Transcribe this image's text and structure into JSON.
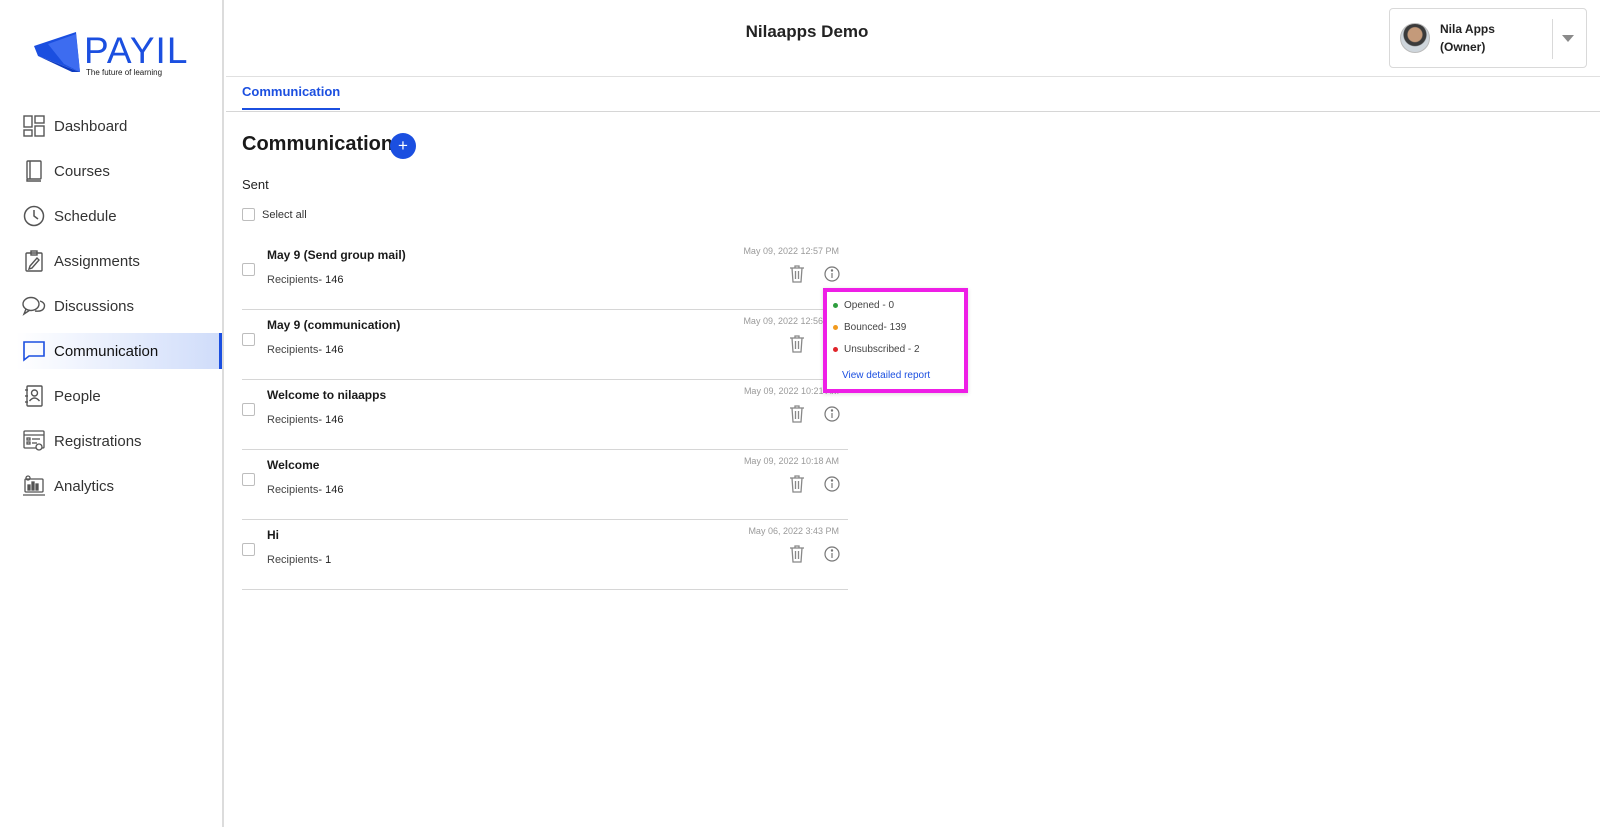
{
  "logo": {
    "text": "PAYIL",
    "tagline": "The future of learning"
  },
  "sidebar": {
    "items": [
      {
        "label": "Dashboard",
        "icon": "dashboard-icon"
      },
      {
        "label": "Courses",
        "icon": "book-icon"
      },
      {
        "label": "Schedule",
        "icon": "clock-icon"
      },
      {
        "label": "Assignments",
        "icon": "clipboard-icon"
      },
      {
        "label": "Discussions",
        "icon": "chat-bubbles-icon"
      },
      {
        "label": "Communication",
        "icon": "message-icon",
        "active": true
      },
      {
        "label": "People",
        "icon": "contact-book-icon"
      },
      {
        "label": "Registrations",
        "icon": "registration-form-icon"
      },
      {
        "label": "Analytics",
        "icon": "analytics-icon"
      }
    ]
  },
  "header": {
    "title": "Nilaapps Demo",
    "user": {
      "name": "Nila Apps",
      "role": "(Owner)"
    }
  },
  "tabs": [
    {
      "label": "Communication",
      "active": true
    }
  ],
  "main": {
    "title": "Communication",
    "add_label": "+",
    "section": "Sent",
    "select_all": "Select all",
    "messages": [
      {
        "subject": "May 9 (Send group mail)",
        "recipients_label": "Recipients",
        "recipients": "- 146",
        "date": "May 09, 2022 12:57 PM"
      },
      {
        "subject": "May 9 (communication)",
        "recipients_label": "Recipients",
        "recipients": "- 146",
        "date": "May 09, 2022 12:56 PM"
      },
      {
        "subject": "Welcome to nilaapps",
        "recipients_label": "Recipients",
        "recipients": "- 146",
        "date": "May 09, 2022 10:21 AM"
      },
      {
        "subject": "Welcome",
        "recipients_label": "Recipients",
        "recipients": "- 146",
        "date": "May 09, 2022 10:18 AM"
      },
      {
        "subject": "Hi",
        "recipients_label": "Recipients",
        "recipients": "- 1",
        "date": "May 06, 2022 3:43 PM"
      }
    ]
  },
  "popover": {
    "opened": "Opened - 0",
    "bounced": "Bounced- 139",
    "unsubscribed": "Unsubscribed - 2",
    "link": "View detailed report",
    "colors": {
      "opened": "#2e9e3e",
      "bounced": "#f29a1d",
      "unsubscribed": "#e0242a",
      "highlight": "#ee1ee6"
    }
  },
  "colors": {
    "accent": "#1b4fe0"
  }
}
- - - -
__Directive__
Using the listing above, show every line that includes the string "text".

__Exercise answer__
Transcribe this image's text and structure into JSON.
    "text": "PAYIL",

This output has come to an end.